Data entries:
** Begin **
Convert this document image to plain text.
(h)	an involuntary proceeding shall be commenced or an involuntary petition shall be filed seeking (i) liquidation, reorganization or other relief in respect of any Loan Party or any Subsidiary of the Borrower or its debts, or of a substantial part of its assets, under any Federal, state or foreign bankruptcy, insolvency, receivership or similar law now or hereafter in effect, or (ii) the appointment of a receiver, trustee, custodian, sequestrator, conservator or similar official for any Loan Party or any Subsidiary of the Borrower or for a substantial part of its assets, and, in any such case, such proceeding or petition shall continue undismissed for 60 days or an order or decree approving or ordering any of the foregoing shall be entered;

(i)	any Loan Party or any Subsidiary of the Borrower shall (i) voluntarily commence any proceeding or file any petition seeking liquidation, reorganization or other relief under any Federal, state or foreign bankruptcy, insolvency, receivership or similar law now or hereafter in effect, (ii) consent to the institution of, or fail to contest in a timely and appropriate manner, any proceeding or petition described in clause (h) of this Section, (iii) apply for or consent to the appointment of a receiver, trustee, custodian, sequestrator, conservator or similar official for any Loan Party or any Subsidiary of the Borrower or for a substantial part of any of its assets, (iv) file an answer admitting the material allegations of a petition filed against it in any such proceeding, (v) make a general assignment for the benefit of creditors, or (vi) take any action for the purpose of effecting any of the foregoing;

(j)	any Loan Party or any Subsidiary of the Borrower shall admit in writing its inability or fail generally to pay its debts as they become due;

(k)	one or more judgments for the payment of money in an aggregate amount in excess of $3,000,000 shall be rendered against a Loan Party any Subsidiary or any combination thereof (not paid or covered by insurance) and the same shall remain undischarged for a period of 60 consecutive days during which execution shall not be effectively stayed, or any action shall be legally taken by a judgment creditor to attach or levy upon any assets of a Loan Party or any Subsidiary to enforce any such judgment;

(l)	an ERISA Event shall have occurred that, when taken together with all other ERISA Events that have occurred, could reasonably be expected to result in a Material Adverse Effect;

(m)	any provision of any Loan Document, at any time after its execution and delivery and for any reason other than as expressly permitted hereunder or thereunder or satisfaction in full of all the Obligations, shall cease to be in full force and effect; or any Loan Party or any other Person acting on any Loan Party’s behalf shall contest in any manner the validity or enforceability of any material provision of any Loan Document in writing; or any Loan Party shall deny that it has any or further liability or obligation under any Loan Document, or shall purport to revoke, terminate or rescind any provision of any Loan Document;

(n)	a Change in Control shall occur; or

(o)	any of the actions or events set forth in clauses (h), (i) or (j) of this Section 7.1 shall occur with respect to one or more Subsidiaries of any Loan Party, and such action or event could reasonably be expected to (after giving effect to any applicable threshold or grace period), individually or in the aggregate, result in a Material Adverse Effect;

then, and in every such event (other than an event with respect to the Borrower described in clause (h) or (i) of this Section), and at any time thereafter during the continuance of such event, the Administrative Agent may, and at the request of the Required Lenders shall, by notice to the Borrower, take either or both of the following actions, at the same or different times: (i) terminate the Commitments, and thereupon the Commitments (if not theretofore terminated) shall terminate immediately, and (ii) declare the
** End **
Task goal: Copy out the material above in its entirety. Every detail must match.

Solution for this task:
Convert this document image to plain text.
(h)	an involuntary proceeding shall be commenced or an involuntary petition shall be filed seeking (i) liquidation, reorganization or other relief in respect of any Loan Party or any Subsidiary of the Borrower or its debts, or of a substantial part of its assets, under any Federal, state or foreign bankruptcy, insolvency, receivership or similar law now or hereafter in effect, or (ii) the appointment of a receiver, trustee, custodian, sequestrator, conservator or similar official for any Loan Party or any Subsidiary of the Borrower or for a substantial part of its assets, and, in any such case, such proceeding or petition shall continue undismissed for 60 days or an order or decree approving or ordering any of the foregoing shall be entered;

(i)	any Loan Party or any Subsidiary of the Borrower shall (i) voluntarily commence any proceeding or file any petition seeking liquidation, reorganization or other relief under any Federal, state or foreign bankruptcy, insolvency, receivership or similar law now or hereafter in effect, (ii) consent to the institution of, or fail to contest in a timely and appropriate manner, any proceeding or petition described in clause (h) of this Section, (iii) apply for or consent to the appointment of a receiver, trustee, custodian, sequestrator, conservator or similar official for any Loan Party or any Subsidiary of the Borrower or for a substantial part of any of its assets, (iv) file an answer admitting the material allegations of a petition filed against it in any such proceeding, (v) make a general assignment for the benefit of creditors, or (vi) take any action for the purpose of effecting any of the foregoing;

(j)	any Loan Party or any Subsidiary of the Borrower shall admit in writing its inability or fail generally to pay its debts as they become due;

(k)	one or more judgments for the payment of money in an aggregate amount in excess of $3,000,000 shall be rendered against a Loan Party any Subsidiary or any combination thereof (not paid or covered by insurance) and the same shall remain undischarged for a period of 60 consecutive days during which execution shall not be effectively stayed, or any action shall be legally taken by a judgment creditor to attach or levy upon any assets of a Loan Party or any Subsidiary to enforce any such judgment;

(l)	an ERISA Event shall have occurred that, when taken together with all other ERISA Events that have occurred, could reasonably be expected to result in a Material Adverse Effect;

(m)	any provision of any Loan Document, at any time after its execution and delivery and for any reason other than as expressly permitted hereunder or thereunder or satisfaction in full of all the Obligations, shall cease to be in full force and effect; or any Loan Party or any other Person acting on any Loan Party’s behalf shall contest in any manner the validity or enforceability of any material provision of any Loan Document in writing; or any Loan Party shall deny that it has any or further liability or obligation under any Loan Document, or shall purport to revoke, terminate or rescind any provision of any Loan Document;

(n)	a Change in Control shall occur; or

(o)	any of the actions or events set forth in clauses (h), (i) or (j) of this Section 7.1 shall occur with respect to one or more Subsidiaries of any Loan Party, and such action or event could reasonably be expected to (after giving effect to any applicable threshold or grace period), individually or in the aggregate, result in a Material Adverse Effect;

then, and in every such event (other than an event with respect to the Borrower described in clause (h) or (i) of this Section), and at any time thereafter during the continuance of such event, the Administrative Agent may, and at the request of the Required Lenders shall, by notice to the Borrower, take either or both of the following actions, at the same or different times: (i) terminate the Commitments, and thereupon the Commitments (if not theretofore terminated) shall terminate immediately, and (ii) declare the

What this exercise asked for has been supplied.